(Entries from a page text dataset)
# # # # # # #

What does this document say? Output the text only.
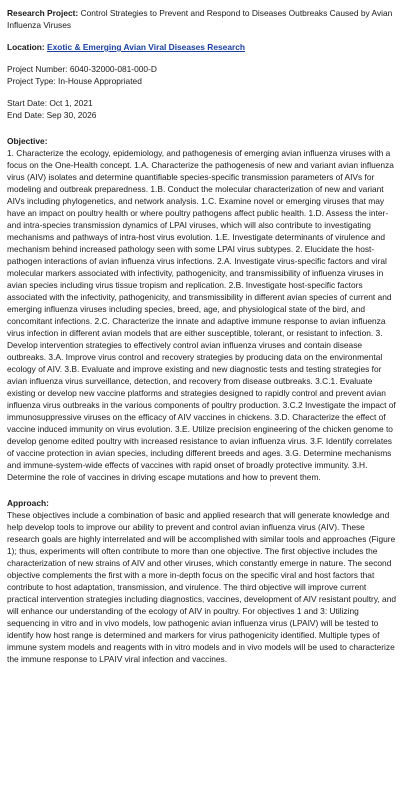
Research Project: Control Strategies to Prevent and Respond to Diseases Outbreaks Caused by Avian Influenza Viruses

Location: Exotic & Emerging Avian Viral Diseases Research

Project Number: 6040-32000-081-000-D
Project Type: In-House Appropriated
Start Date: Oct 1, 2021
End Date: Sep 30, 2026
Objective:

1. Characterize the ecology, epidemiology, and pathogenesis of emerging avian influenza viruses with a focus on the One-Health concept. 1.A. Characterize the pathogenesis of new and variant avian influenza virus (AIV) isolates and determine quantifiable species-specific transmission parameters of AIVs for modeling and outbreak preparedness. 1.B. Conduct the molecular characterization of new and variant AIVs including phylogenetics, and network analysis. 1.C. Examine novel or emerging viruses that may have an impact on poultry health or where poultry pathogens affect public health. 1.D. Assess the inter- and intra-species transmission dynamics of LPAI viruses, which will also contribute to investigating mechanisms and pathways of intra-host virus evolution. 1.E. Investigate determinants of virulence and mechanism behind increased pathology seen with some LPAI virus subtypes. 2. Elucidate the host-pathogen interactions of avian influenza virus infections. 2.A. Investigate virus-specific factors and viral molecular markers associated with infectivity, pathogenicity, and transmissibility of influenza viruses in avian species including virus tissue tropism and replication. 2.B. Investigate host-specific factors associated with the infectivity, pathogenicity, and transmissibility in different avian species of current and emerging influenza viruses including species, breed, age, and physiological state of the bird, and concomitant infections. 2.C. Characterize the innate and adaptive immune response to avian influenza virus infection in different avian models that are either susceptible, tolerant, or resistant to infection. 3. Develop intervention strategies to effectively control avian influenza viruses and contain disease outbreaks. 3.A. Improve virus control and recovery strategies by producing data on the environmental ecology of AIV. 3.B. Evaluate and improve existing and new diagnostic tests and testing strategies for avian influenza virus surveillance, detection, and recovery from disease outbreaks. 3.C.1. Evaluate existing or develop new vaccine platforms and strategies designed to rapidly control and prevent avian influenza virus outbreaks in the various components of poultry production. 3.C.2 Investigate the impact of immunosuppressive viruses on the efficacy of AIV vaccines in chickens. 3.D. Characterize the effect of vaccine induced immunity on virus evolution. 3.E. Utilize precision engineering of the chicken genome to develop genome edited poultry with increased resistance to avian influenza virus. 3.F. Identify correlates of vaccine protection in avian species, including different breeds and ages. 3.G. Determine mechanisms and immune-system-wide effects of vaccines with rapid onset of broadly protective immunity. 3.H. Determine the role of vaccines in driving escape mutations and how to prevent them.

Approach:

These objectives include a combination of basic and applied research that will generate knowledge and help develop tools to improve our ability to prevent and control avian influenza virus (AIV). These research goals are highly interrelated and will be accomplished with similar tools and approaches (Figure 1); thus, experiments will often contribute to more than one objective. The first objective includes the characterization of new strains of AIV and other viruses, which constantly emerge in nature. The second objective complements the first with a more in-depth focus on the specific viral and host factors that contribute to host adaptation, transmission, and virulence. The third objective will improve current practical intervention strategies including diagnostics, vaccines, development of AIV resistant poultry, and will enhance our understanding of the ecology of AIV in poultry. For objectives 1 and 3: Utilizing sequencing in vitro and in vivo models, low pathogenic avian influenza virus (LPAIV) will be tested to identify how host range is determined and markers for virus pathogenicity identified. Multiple types of immune system models and reagents with in vitro models and in vivo models will be used to characterize the immune response to LPAIV viral infection and vaccines.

# # # # # # #

(About this task): Look through the data above. Each line containing the word "Diseases" needs to be copied.

(The completed task):
Research Project: Control Strategies to Prevent and Respond to Diseases Outbreaks Caused by Avian Influenza Viruses
Location: Exotic & Emerging Avian Viral Diseases Research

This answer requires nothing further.